WHAT THIS TASK INVOLVES =>
Only the lines from the line containing "Convert this screenshot" through the final line of the entries should be printed, exactly as given, with the pictures left out.

INPUT RECORDS =>

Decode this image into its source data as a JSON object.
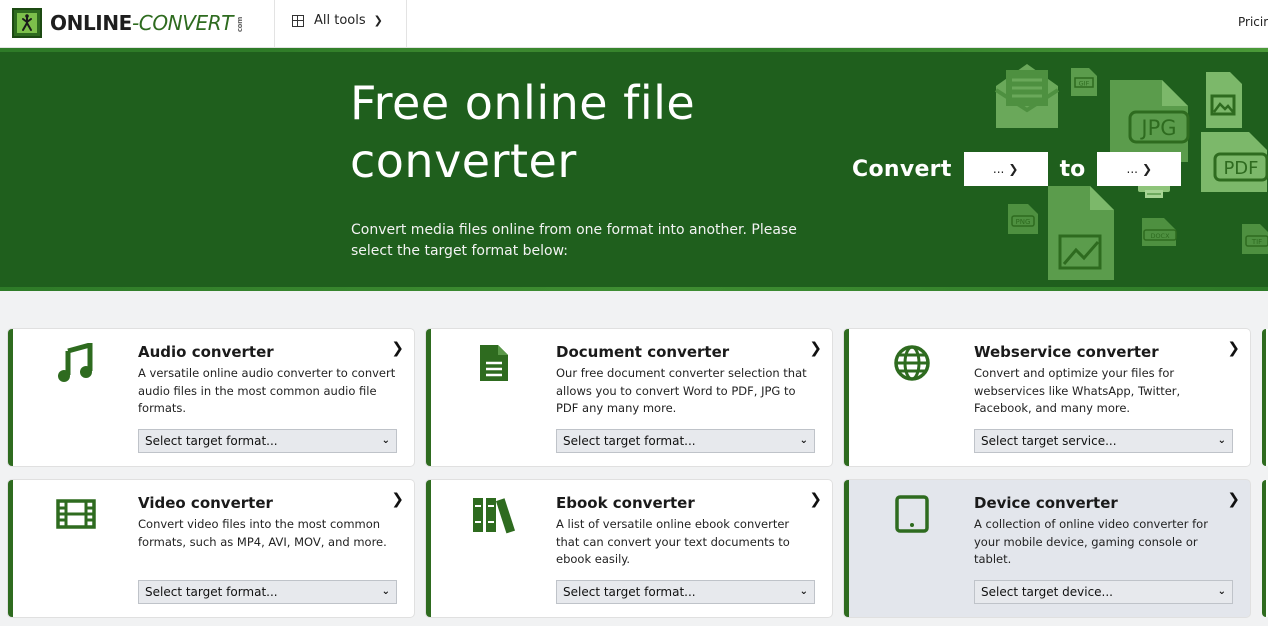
{
  "header": {
    "logo_main": "ONLINE",
    "logo_dash": "-",
    "logo_accent": "CONVERT",
    "logo_com": "com",
    "all_tools": "All tools",
    "pricing": "Pricir"
  },
  "hero": {
    "title": "Free online file converter",
    "subtitle": "Convert media files online from one format into another. Please select the target format below:",
    "convert_label": "Convert",
    "from_value": "...",
    "to_label": "to",
    "to_value": "...",
    "deco_labels": [
      "GIF",
      "JPG",
      "PDF",
      "PNG",
      "DOCX",
      "TIF"
    ]
  },
  "cards": [
    {
      "title": "Audio converter",
      "desc": "A versatile online audio converter to convert audio files in the most common audio file formats.",
      "select": "Select target format...",
      "icon": "music-note-icon"
    },
    {
      "title": "Document converter",
      "desc": "Our free document converter selection that allows you to convert Word to PDF, JPG to PDF any many more.",
      "select": "Select target format...",
      "icon": "document-icon"
    },
    {
      "title": "Webservice converter",
      "desc": "Convert and optimize your files for webservices like WhatsApp, Twitter, Facebook, and many more.",
      "select": "Select target service...",
      "icon": "globe-icon"
    },
    {
      "title": "Video converter",
      "desc": "Convert video files into the most common formats, such as MP4, AVI, MOV, and more.",
      "select": "Select target format...",
      "icon": "film-icon"
    },
    {
      "title": "Ebook converter",
      "desc": "A list of versatile online ebook converter that can convert your text documents to ebook easily.",
      "select": "Select target format...",
      "icon": "books-icon"
    },
    {
      "title": "Device converter",
      "desc": "A collection of online video converter for your mobile device, gaming console or tablet.",
      "select": "Select target device...",
      "icon": "tablet-icon"
    }
  ],
  "colors": {
    "brand_green": "#2e6b1f",
    "hero_bg": "#1f5f1d",
    "active_card": "#e3e6ec"
  }
}
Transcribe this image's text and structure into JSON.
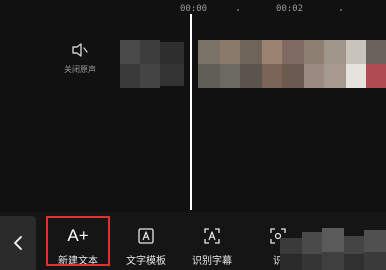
{
  "ruler": {
    "t0": "00:00",
    "t1": "00:02"
  },
  "audio": {
    "mute_label": "关闭原声"
  },
  "toolbar": {
    "new_text_label": "新建文本",
    "new_text_glyph": "A+",
    "text_template_label": "文字模板",
    "recognize_subtitle_label": "识别字幕",
    "recognize_lyrics_label": "识"
  },
  "colors": {
    "background": "#111111",
    "toolbar_bg": "#151515",
    "back_button_bg": "#2b2b2b",
    "playhead": "#ffffff",
    "highlight_border": "#e0312f"
  }
}
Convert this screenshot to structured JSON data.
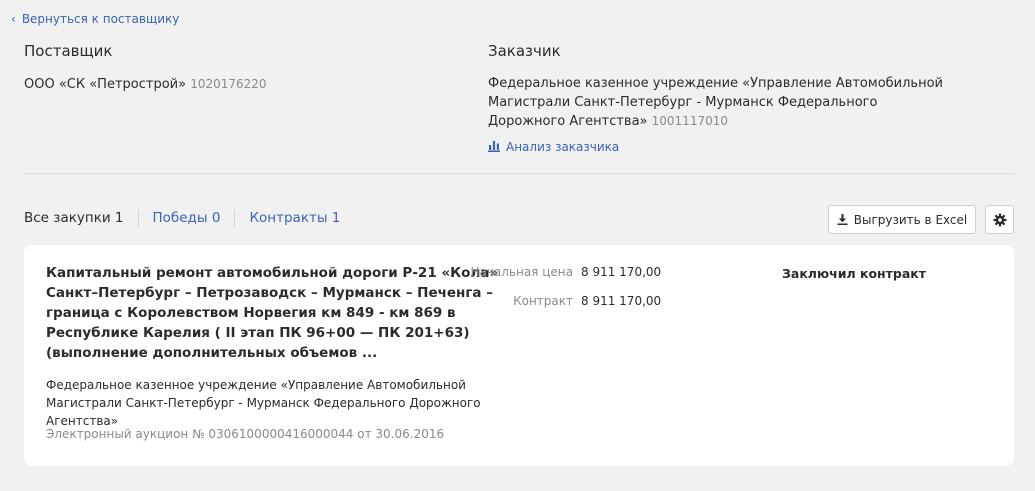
{
  "nav": {
    "back_label": "Вернуться к поставщику"
  },
  "supplier": {
    "heading": "Поставщик",
    "name": "ООО «СК «Петрострой»",
    "inn": "1020176220"
  },
  "customer": {
    "heading": "Заказчик",
    "name": "Федеральное казенное учреждение «Управление Автомобильной Магистрали Санкт-Петербург - Мурманск Федерального Дорожного Агентства»",
    "inn": "1001117010",
    "analysis_label": "Анализ заказчика"
  },
  "tabs": [
    {
      "label": "Все закупки 1",
      "active": true
    },
    {
      "label": "Победы 0",
      "active": false
    },
    {
      "label": "Контракты 1",
      "active": false
    }
  ],
  "toolbar": {
    "excel_label": "Выгрузить в Excel",
    "icons": {
      "excel": "download-icon",
      "settings": "gear-icon",
      "analysis": "bar-chart-icon",
      "back": "chevron-left-icon"
    }
  },
  "purchase": {
    "title": "Капитальный ремонт автомобильной дороги Р-21 «Кола» Санкт–Петербург – Петрозаводск – Мурманск – Печенга – граница с Королевством Норвегия км 849 - км 869 в Республике Карелия ( II этап ПК 96+00 — ПК 201+63) (выполнение дополнительных объемов ...",
    "customer": "Федеральное казенное учреждение «Управление Автомобильной Магистрали Санкт-Петербург - Мурманск Федерального Дорожного Агентства»",
    "auction": "Электронный аукцион № 0306100000416000044 от 30.06.2016",
    "initial_price_label": "Начальная цена",
    "initial_price": "8 911 170,00",
    "contract_label": "Контракт",
    "contract_price": "8 911 170,00",
    "status": "Заключил контракт"
  },
  "colors": {
    "accent": "#3a63b8",
    "background": "#f1f1f2",
    "card": "#ffffff",
    "muted": "#8a8a8a"
  }
}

TASK SOLUTION =>
Convert this screenshot to structured JSON data.
{
  "nav": {
    "back_label": "Вернуться к поставщику"
  },
  "supplier": {
    "heading": "Поставщик",
    "name": "ООО «СК «Петрострой»",
    "inn": "1020176220"
  },
  "customer": {
    "heading": "Заказчик",
    "name": "Федеральное казенное учреждение «Управление Автомобильной Магистрали Санкт-Петербург - Мурманск Федерального Дорожного Агентства»",
    "inn": "1001117010",
    "analysis_label": "Анализ заказчика"
  },
  "tabs": [
    {
      "label": "Все закупки 1",
      "active": true
    },
    {
      "label": "Победы 0",
      "active": false
    },
    {
      "label": "Контракты 1",
      "active": false
    }
  ],
  "toolbar": {
    "excel_label": "Выгрузить в Excel",
    "icons": {
      "excel": "download-icon",
      "settings": "gear-icon",
      "analysis": "bar-chart-icon",
      "back": "chevron-left-icon"
    }
  },
  "purchase": {
    "title": "Капитальный ремонт автомобильной дороги Р-21 «Кола» Санкт–Петербург – Петрозаводск – Мурманск – Печенга – граница с Королевством Норвегия км 849 - км 869 в Республике Карелия ( II этап ПК 96+00 — ПК 201+63) (выполнение дополнительных объемов ...",
    "customer": "Федеральное казенное учреждение «Управление Автомобильной Магистрали Санкт-Петербург - Мурманск Федерального Дорожного Агентства»",
    "auction": "Электронный аукцион № 0306100000416000044 от 30.06.2016",
    "initial_price_label": "Начальная цена",
    "initial_price": "8 911 170,00",
    "contract_label": "Контракт",
    "contract_price": "8 911 170,00",
    "status": "Заключил контракт"
  },
  "colors": {
    "accent": "#3a63b8",
    "background": "#f1f1f2",
    "card": "#ffffff",
    "muted": "#8a8a8a"
  }
}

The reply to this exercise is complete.